───── PROVIDED DATA ─────

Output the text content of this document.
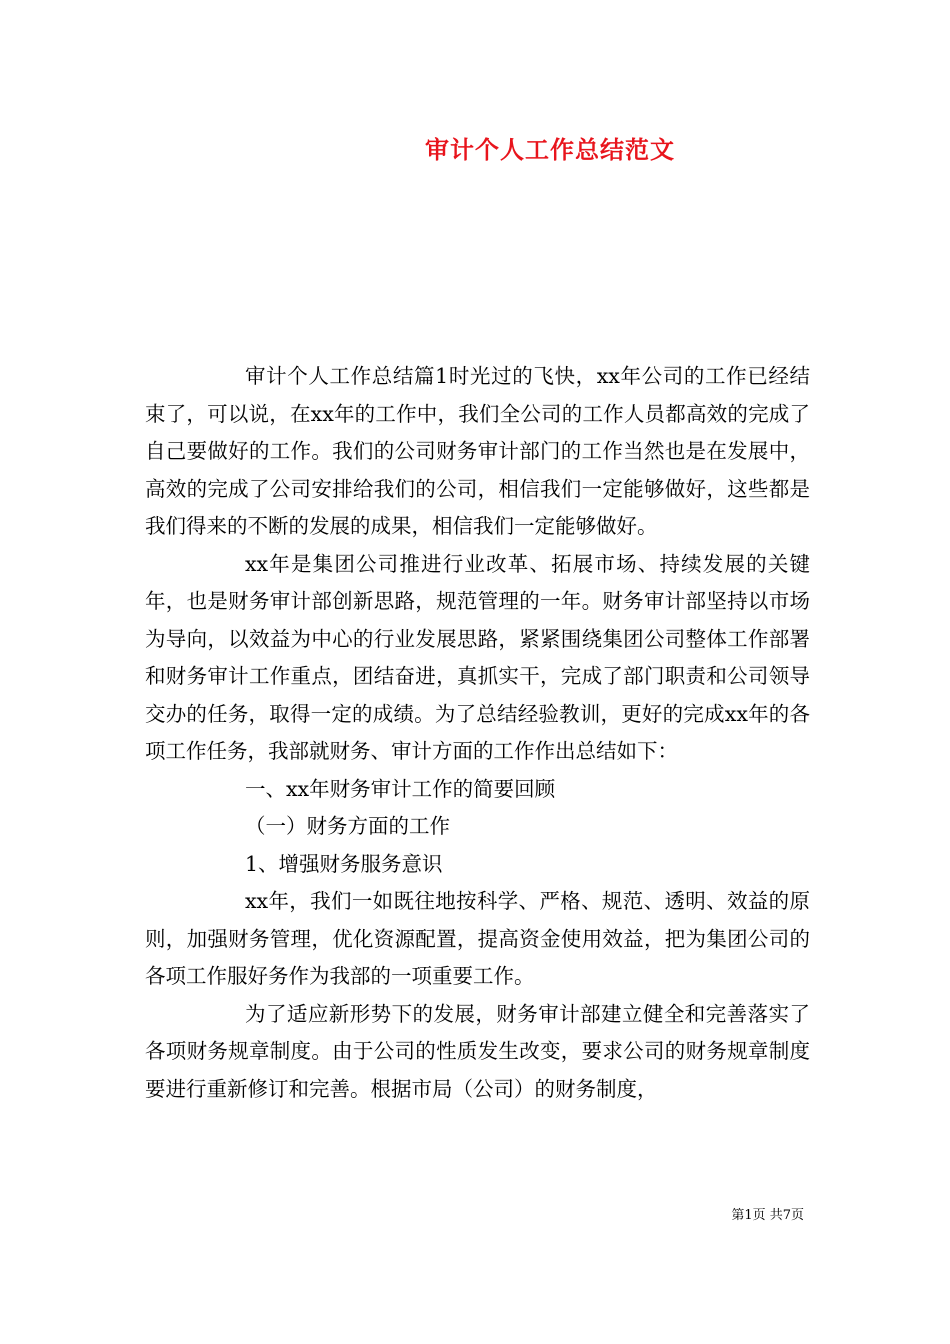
审计个人工作总结范文

审计个人工作总结篇1时光过的飞快，xx年公司的工作已经结束了，可以说，在xx年的工作中，我们全公司的工作人员都高效的完成了自己要做好的工作。我们的公司财务审计部门的工作当然也是在发展中，高效的完成了公司安排给我们的公司，相信我们一定能够做好，这些都是我们得来的不断的发展的成果，相信我们一定能够做好。

xx年是集团公司推进行业改革、拓展市场、持续发展的关键年，也是财务审计部创新思路，规范管理的一年。财务审计部坚持以市场为导向，以效益为中心的行业发展思路，紧紧围绕集团公司整体工作部署和财务审计工作重点，团结奋进，真抓实干，完成了部门职责和公司领导交办的任务，取得一定的成绩。为了总结经验教训，更好的完成xx年的各项工作任务，我部就财务、审计方面的工作作出总结如下：

一、xx年财务审计工作的简要回顾

（一）财务方面的工作

1、增强财务服务意识

xx年，我们一如既往地按科学、严格、规范、透明、效益的原则，加强财务管理，优化资源配置，提高资金使用效益，把为集团公司的各项工作服好务作为我部的一项重要工作。

为了适应新形势下的发展，财务审计部建立健全和完善落实了各项财务规章制度。由于公司的性质发生改变，要求公司的财务规章制度要进行重新修订和完善。根据市局（公司）的财务制度，

第1页 共7页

─────

● WHAT YOU HAVE TO DO
Reproduce all of the material exactly, apart from the pictures.

● CORRECT ANSWER
Output the text content of this document.
审计个人工作总结范文

审计个人工作总结篇1时光过的飞快，xx年公司的工作已经结束了，可以说，在xx年的工作中，我们全公司的工作人员都高效的完成了自己要做好的工作。我们的公司财务审计部门的工作当然也是在发展中，高效的完成了公司安排给我们的公司，相信我们一定能够做好，这些都是我们得来的不断的发展的成果，相信我们一定能够做好。

xx年是集团公司推进行业改革、拓展市场、持续发展的关键年，也是财务审计部创新思路，规范管理的一年。财务审计部坚持以市场为导向，以效益为中心的行业发展思路，紧紧围绕集团公司整体工作部署和财务审计工作重点，团结奋进，真抓实干，完成了部门职责和公司领导交办的任务，取得一定的成绩。为了总结经验教训，更好的完成xx年的各项工作任务，我部就财务、审计方面的工作作出总结如下：

一、xx年财务审计工作的简要回顾

（一）财务方面的工作

1、增强财务服务意识

xx年，我们一如既往地按科学、严格、规范、透明、效益的原则，加强财务管理，优化资源配置，提高资金使用效益，把为集团公司的各项工作服好务作为我部的一项重要工作。

为了适应新形势下的发展，财务审计部建立健全和完善落实了各项财务规章制度。由于公司的性质发生改变，要求公司的财务规章制度要进行重新修订和完善。根据市局（公司）的财务制度，

第1页 共7页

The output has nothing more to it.